#### [Stated problem]
Return all lines that include the string "accent".

#### [Data for this task]
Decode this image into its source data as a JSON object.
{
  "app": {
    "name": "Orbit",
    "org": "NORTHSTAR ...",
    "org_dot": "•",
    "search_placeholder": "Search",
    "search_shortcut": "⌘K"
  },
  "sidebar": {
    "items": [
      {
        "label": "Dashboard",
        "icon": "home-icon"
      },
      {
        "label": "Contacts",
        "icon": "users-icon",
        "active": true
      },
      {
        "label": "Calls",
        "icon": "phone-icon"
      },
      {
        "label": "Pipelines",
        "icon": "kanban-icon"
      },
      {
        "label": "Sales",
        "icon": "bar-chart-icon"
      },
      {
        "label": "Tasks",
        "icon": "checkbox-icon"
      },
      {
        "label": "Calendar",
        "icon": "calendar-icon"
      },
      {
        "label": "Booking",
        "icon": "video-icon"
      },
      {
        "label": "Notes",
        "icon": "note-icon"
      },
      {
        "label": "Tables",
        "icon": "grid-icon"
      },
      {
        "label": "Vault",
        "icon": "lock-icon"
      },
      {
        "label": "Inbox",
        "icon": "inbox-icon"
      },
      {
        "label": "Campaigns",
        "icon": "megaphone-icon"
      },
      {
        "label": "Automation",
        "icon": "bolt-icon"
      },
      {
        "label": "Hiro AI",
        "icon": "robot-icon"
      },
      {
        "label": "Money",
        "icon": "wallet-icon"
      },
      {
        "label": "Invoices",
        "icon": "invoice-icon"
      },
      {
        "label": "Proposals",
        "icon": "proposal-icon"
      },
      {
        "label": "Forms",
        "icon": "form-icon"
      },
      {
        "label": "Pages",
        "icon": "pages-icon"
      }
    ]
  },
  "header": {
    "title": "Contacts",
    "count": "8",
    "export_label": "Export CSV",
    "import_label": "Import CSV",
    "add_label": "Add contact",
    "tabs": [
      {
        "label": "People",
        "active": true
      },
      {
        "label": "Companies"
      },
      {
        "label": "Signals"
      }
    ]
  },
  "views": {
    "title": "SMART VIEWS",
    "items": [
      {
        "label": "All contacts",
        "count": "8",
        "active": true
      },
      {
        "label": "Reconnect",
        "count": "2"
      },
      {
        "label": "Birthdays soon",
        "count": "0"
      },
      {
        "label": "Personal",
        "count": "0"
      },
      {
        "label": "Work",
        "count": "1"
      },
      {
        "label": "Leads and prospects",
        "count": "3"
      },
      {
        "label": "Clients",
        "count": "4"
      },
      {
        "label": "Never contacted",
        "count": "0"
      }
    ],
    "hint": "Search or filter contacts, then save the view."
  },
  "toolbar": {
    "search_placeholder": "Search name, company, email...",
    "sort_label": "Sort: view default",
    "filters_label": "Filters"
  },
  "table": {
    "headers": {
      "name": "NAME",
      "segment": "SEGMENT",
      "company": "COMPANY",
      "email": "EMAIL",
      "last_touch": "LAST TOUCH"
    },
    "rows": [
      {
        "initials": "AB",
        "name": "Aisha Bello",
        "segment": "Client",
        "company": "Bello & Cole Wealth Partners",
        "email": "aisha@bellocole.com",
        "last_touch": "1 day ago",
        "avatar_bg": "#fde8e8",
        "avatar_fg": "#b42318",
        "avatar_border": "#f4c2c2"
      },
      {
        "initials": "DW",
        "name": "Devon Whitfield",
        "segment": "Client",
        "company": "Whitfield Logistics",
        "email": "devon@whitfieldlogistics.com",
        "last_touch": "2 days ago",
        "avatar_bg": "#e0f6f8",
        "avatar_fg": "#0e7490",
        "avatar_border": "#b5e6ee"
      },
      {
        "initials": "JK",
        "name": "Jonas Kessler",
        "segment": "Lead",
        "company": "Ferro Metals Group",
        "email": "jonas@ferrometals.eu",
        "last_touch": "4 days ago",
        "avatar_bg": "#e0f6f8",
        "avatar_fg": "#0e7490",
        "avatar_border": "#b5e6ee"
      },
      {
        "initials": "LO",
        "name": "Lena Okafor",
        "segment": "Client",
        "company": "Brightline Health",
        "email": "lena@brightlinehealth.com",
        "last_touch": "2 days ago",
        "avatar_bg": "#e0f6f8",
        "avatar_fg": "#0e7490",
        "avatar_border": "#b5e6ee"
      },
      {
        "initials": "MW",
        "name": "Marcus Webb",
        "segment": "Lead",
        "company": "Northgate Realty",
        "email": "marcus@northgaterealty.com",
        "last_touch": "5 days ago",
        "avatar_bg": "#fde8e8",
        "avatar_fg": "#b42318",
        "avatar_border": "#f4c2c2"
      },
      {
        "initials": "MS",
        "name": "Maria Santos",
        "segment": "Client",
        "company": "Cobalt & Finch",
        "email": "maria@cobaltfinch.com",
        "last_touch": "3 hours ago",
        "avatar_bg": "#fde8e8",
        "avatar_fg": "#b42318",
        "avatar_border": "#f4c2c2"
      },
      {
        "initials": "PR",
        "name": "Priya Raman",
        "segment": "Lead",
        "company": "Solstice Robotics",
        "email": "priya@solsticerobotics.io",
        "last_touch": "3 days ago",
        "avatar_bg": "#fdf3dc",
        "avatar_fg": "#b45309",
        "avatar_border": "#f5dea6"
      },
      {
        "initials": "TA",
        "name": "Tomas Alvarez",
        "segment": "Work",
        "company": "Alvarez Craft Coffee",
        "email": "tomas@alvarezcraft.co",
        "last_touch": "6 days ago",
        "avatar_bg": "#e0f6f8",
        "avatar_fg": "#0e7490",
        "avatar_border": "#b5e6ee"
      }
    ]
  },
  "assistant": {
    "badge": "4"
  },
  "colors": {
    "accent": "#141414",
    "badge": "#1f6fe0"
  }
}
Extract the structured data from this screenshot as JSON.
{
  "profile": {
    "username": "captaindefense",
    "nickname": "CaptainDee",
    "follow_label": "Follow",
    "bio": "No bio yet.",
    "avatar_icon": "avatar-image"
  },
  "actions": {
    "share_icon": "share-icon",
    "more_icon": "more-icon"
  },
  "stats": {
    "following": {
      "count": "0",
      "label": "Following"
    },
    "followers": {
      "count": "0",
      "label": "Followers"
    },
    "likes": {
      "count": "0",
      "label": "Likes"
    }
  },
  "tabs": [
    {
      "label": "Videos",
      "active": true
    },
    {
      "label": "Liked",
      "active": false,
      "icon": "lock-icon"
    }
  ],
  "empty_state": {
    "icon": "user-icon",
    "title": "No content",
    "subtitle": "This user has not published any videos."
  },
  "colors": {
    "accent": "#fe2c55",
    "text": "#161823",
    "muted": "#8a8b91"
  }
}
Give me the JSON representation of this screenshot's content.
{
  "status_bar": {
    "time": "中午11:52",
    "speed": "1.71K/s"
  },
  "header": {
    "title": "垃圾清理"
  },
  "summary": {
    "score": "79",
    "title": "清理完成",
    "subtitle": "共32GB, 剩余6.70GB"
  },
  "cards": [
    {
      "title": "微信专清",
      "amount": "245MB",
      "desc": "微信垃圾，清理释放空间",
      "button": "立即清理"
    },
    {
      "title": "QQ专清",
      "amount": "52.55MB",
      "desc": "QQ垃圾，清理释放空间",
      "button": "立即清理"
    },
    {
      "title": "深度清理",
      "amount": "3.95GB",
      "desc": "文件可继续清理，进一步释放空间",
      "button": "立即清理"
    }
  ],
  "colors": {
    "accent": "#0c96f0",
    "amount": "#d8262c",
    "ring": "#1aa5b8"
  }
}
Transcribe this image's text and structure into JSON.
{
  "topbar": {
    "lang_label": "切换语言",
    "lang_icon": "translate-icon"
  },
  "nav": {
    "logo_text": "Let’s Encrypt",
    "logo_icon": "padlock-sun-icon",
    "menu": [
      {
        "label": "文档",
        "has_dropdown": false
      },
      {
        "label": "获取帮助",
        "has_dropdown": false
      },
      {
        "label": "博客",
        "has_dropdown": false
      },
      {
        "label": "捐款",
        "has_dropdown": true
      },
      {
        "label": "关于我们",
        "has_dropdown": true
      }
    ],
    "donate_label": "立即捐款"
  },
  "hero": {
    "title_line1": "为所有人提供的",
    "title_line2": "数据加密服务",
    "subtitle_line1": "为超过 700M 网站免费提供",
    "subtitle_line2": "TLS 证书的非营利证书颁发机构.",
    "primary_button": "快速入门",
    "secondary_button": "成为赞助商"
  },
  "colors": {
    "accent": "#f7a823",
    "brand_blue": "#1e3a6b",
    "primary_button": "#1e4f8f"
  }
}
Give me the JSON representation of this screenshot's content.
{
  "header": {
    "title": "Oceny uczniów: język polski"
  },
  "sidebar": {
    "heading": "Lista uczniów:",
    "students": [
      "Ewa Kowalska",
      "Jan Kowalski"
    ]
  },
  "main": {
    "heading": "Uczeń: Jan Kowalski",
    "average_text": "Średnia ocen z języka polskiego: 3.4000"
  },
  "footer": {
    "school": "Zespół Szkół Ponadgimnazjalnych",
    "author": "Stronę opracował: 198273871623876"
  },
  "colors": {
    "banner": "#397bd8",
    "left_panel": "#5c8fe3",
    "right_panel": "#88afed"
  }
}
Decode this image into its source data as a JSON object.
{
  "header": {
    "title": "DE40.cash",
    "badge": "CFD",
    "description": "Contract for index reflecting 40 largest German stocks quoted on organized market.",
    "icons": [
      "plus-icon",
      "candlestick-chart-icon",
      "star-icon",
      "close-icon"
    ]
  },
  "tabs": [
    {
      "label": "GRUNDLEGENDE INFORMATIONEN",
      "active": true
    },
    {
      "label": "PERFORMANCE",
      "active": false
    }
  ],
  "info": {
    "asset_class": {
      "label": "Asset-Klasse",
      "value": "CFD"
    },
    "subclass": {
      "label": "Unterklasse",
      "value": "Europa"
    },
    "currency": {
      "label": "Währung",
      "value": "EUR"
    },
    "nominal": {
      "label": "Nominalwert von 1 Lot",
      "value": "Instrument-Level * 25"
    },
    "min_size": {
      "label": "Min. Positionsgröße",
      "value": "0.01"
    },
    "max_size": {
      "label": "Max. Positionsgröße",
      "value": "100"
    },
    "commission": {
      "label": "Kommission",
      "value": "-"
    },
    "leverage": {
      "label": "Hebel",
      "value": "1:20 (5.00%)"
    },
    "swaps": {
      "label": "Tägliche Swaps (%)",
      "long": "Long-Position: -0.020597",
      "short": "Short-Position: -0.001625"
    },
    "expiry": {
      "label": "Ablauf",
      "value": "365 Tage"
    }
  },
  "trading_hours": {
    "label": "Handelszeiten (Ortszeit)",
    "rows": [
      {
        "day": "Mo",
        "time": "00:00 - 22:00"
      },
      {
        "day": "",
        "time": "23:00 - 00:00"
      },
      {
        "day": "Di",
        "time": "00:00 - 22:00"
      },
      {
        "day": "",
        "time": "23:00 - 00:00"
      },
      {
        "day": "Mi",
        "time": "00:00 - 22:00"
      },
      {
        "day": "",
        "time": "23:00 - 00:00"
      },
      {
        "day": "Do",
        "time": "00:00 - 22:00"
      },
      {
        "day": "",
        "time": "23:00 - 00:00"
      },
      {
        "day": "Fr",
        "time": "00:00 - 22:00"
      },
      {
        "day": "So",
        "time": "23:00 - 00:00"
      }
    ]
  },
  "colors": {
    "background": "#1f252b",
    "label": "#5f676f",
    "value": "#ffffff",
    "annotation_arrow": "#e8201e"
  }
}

#### [Complete response]
    "accent": "#141414",
    "accent": "#fe2c55",
    "accent": "#0c96f0",
    "accent": "#f7a823",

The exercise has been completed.